-- begin Information shown --
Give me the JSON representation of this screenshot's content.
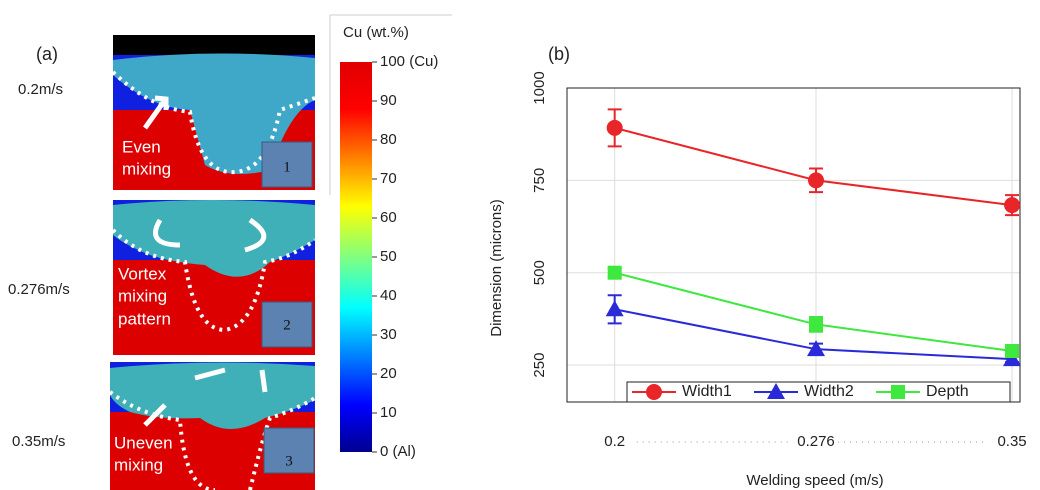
{
  "panel_a": {
    "label": "(a)",
    "rows": [
      {
        "speed": "0.2m/s",
        "caption": [
          "Even",
          "mixing"
        ],
        "number": "1"
      },
      {
        "speed": "0.276m/s",
        "caption": [
          "Vortex",
          "mixing",
          "pattern"
        ],
        "number": "2"
      },
      {
        "speed": "0.35m/s",
        "caption": [
          "Uneven",
          "mixing"
        ],
        "number": "3"
      }
    ],
    "colorbar": {
      "title": "Cu (wt.%)",
      "lim": [
        0,
        100
      ],
      "ticks": [
        {
          "value": 100,
          "label": "100 (Cu)"
        },
        90,
        80,
        70,
        60,
        50,
        40,
        30,
        20,
        10,
        {
          "value": 0,
          "label": "0 (Al)"
        }
      ]
    }
  },
  "chart_data": {
    "type": "line",
    "panel_label": "(b)",
    "x_label": "Welding speed (m/s)",
    "y_label": "Dimension (microns)",
    "x": [
      0.2,
      0.276,
      0.35
    ],
    "xlim": [
      0.182,
      0.353
    ],
    "xticks": [
      0.2,
      0.276,
      0.35
    ],
    "ylim": [
      150,
      1000
    ],
    "yticks": [
      250,
      500,
      750,
      1000
    ],
    "grid": true,
    "legend": "bottom",
    "series": [
      {
        "name": "Width1",
        "color": "#e8262a",
        "marker": "circle",
        "values": [
          892,
          750,
          683
        ],
        "errors": [
          50,
          32,
          27
        ]
      },
      {
        "name": "Width2",
        "color": "#2a2ad8",
        "marker": "triangle",
        "values": [
          401,
          293,
          266
        ],
        "errors": [
          38,
          15,
          8
        ]
      },
      {
        "name": "Depth",
        "color": "#3ee83e",
        "marker": "square",
        "values": [
          500,
          360,
          288
        ],
        "errors": [
          12,
          20,
          12
        ]
      }
    ]
  }
}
-- end Information shown --
| What is expected |
Omit the pictures, then output the rest of the listing exactly.

| Correct answer |
Give me the JSON representation of this screenshot's content.
{
  "panel_a": {
    "label": "(a)",
    "rows": [
      {
        "speed": "0.2m/s",
        "caption": [
          "Even",
          "mixing"
        ],
        "number": "1"
      },
      {
        "speed": "0.276m/s",
        "caption": [
          "Vortex",
          "mixing",
          "pattern"
        ],
        "number": "2"
      },
      {
        "speed": "0.35m/s",
        "caption": [
          "Uneven",
          "mixing"
        ],
        "number": "3"
      }
    ],
    "colorbar": {
      "title": "Cu (wt.%)",
      "lim": [
        0,
        100
      ],
      "ticks": [
        {
          "value": 100,
          "label": "100 (Cu)"
        },
        90,
        80,
        70,
        60,
        50,
        40,
        30,
        20,
        10,
        {
          "value": 0,
          "label": "0 (Al)"
        }
      ]
    }
  },
  "chart_data": {
    "type": "line",
    "panel_label": "(b)",
    "x_label": "Welding speed (m/s)",
    "y_label": "Dimension (microns)",
    "x": [
      0.2,
      0.276,
      0.35
    ],
    "xlim": [
      0.182,
      0.353
    ],
    "xticks": [
      0.2,
      0.276,
      0.35
    ],
    "ylim": [
      150,
      1000
    ],
    "yticks": [
      250,
      500,
      750,
      1000
    ],
    "grid": true,
    "legend": "bottom",
    "series": [
      {
        "name": "Width1",
        "color": "#e8262a",
        "marker": "circle",
        "values": [
          892,
          750,
          683
        ],
        "errors": [
          50,
          32,
          27
        ]
      },
      {
        "name": "Width2",
        "color": "#2a2ad8",
        "marker": "triangle",
        "values": [
          401,
          293,
          266
        ],
        "errors": [
          38,
          15,
          8
        ]
      },
      {
        "name": "Depth",
        "color": "#3ee83e",
        "marker": "square",
        "values": [
          500,
          360,
          288
        ],
        "errors": [
          12,
          20,
          12
        ]
      }
    ]
  }
}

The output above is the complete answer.